··· PROVIDED MATERIAL

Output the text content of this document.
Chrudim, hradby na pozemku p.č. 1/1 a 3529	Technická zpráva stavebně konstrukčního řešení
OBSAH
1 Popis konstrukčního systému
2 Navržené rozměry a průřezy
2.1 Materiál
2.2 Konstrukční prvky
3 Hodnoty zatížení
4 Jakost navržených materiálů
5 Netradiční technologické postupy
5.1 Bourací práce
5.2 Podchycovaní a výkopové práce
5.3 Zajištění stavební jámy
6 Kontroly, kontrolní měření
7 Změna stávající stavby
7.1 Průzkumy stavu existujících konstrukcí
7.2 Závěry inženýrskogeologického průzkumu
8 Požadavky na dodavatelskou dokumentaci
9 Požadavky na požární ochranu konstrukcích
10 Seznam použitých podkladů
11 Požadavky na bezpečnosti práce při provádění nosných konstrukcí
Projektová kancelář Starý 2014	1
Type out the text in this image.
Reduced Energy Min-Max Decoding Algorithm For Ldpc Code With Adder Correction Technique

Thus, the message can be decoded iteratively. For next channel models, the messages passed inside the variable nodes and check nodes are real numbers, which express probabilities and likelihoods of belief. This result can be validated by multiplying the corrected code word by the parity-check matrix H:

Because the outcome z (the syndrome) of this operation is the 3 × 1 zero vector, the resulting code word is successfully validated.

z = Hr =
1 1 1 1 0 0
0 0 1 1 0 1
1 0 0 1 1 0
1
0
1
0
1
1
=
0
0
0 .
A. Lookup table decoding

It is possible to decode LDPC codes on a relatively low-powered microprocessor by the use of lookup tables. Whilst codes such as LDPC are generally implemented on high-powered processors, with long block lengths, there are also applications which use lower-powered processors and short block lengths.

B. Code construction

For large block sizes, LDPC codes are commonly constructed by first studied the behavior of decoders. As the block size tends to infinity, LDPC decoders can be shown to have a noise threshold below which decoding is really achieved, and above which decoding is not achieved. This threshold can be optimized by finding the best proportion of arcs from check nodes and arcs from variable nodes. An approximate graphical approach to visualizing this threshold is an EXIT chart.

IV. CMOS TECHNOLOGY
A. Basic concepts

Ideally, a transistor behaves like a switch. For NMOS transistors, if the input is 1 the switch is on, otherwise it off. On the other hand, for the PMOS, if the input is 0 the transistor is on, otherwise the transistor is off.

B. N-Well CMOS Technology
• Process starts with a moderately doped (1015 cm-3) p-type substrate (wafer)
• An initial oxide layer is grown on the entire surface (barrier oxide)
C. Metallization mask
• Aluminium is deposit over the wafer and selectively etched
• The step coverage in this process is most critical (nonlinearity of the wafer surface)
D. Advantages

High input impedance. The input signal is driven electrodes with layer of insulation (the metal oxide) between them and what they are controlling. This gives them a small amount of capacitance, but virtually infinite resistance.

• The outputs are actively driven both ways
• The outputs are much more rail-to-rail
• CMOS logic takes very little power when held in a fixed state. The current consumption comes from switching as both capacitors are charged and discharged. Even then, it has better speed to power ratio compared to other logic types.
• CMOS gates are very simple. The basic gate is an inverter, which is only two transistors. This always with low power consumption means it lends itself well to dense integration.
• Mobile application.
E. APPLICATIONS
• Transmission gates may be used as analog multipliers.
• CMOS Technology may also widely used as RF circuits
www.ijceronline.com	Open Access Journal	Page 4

······

The records above must be repeated exactly, every one of them.

Output the text content of this document.
Chrudim, hradby na pozemku p.č. 1/1 a 3529	Technická zpráva stavebně konstrukčního řešení
OBSAH
1 Popis konstrukčního systému
2 Navržené rozměry a průřezy
2.1 Materiál
2.2 Konstrukční prvky
3 Hodnoty zatížení
4 Jakost navržených materiálů
5 Netradiční technologické postupy
5.1 Bourací práce
5.2 Podchycovaní a výkopové práce
5.3 Zajištění stavební jámy
6 Kontroly, kontrolní měření
7 Změna stávající stavby
7.1 Průzkumy stavu existujících konstrukcí
7.2 Závěry inženýrskogeologického průzkumu
8 Požadavky na dodavatelskou dokumentaci
9 Požadavky na požární ochranu konstrukcích
10 Seznam použitých podkladů
11 Požadavky na bezpečnosti práce při provádění nosných konstrukcí
Projektová kancelář Starý 2014	1
Type out the text in this image.
Reduced Energy Min-Max Decoding Algorithm For Ldpc Code With Adder Correction Technique

Thus, the message can be decoded iteratively. For next channel models, the messages passed inside the variable nodes and check nodes are real numbers, which express probabilities and likelihoods of belief. This result can be validated by multiplying the corrected code word by the parity-check matrix H:

Because the outcome z (the syndrome) of this operation is the 3 × 1 zero vector, the resulting code word is successfully validated.

z = Hr =
1 1 1 1 0 0
0 0 1 1 0 1
1 0 0 1 1 0
1
0
1
0
1
1
=
0
0
0 .
A. Lookup table decoding

It is possible to decode LDPC codes on a relatively low-powered microprocessor by the use of lookup tables. Whilst codes such as LDPC are generally implemented on high-powered processors, with long block lengths, there are also applications which use lower-powered processors and short block lengths.

B. Code construction

For large block sizes, LDPC codes are commonly constructed by first studied the behavior of decoders. As the block size tends to infinity, LDPC decoders can be shown to have a noise threshold below which decoding is really achieved, and above which decoding is not achieved. This threshold can be optimized by finding the best proportion of arcs from check nodes and arcs from variable nodes. An approximate graphical approach to visualizing this threshold is an EXIT chart.

IV. CMOS TECHNOLOGY
A. Basic concepts

Ideally, a transistor behaves like a switch. For NMOS transistors, if the input is 1 the switch is on, otherwise it off. On the other hand, for the PMOS, if the input is 0 the transistor is on, otherwise the transistor is off.

B. N-Well CMOS Technology
• Process starts with a moderately doped (1015 cm-3) p-type substrate (wafer)
• An initial oxide layer is grown on the entire surface (barrier oxide)
C. Metallization mask
• Aluminium is deposit over the wafer and selectively etched
• The step coverage in this process is most critical (nonlinearity of the wafer surface)
D. Advantages

High input impedance. The input signal is driven electrodes with layer of insulation (the metal oxide) between them and what they are controlling. This gives them a small amount of capacitance, but virtually infinite resistance.

• The outputs are actively driven both ways
• The outputs are much more rail-to-rail
• CMOS logic takes very little power when held in a fixed state. The current consumption comes from switching as both capacitors are charged and discharged. Even then, it has better speed to power ratio compared to other logic types.
• CMOS gates are very simple. The basic gate is an inverter, which is only two transistors. This always with low power consumption means it lends itself well to dense integration.
• Mobile application.
E. APPLICATIONS
• Transmission gates may be used as analog multipliers.
• CMOS Technology may also widely used as RF circuits
www.ijceronline.com	Open Access Journal	Page 4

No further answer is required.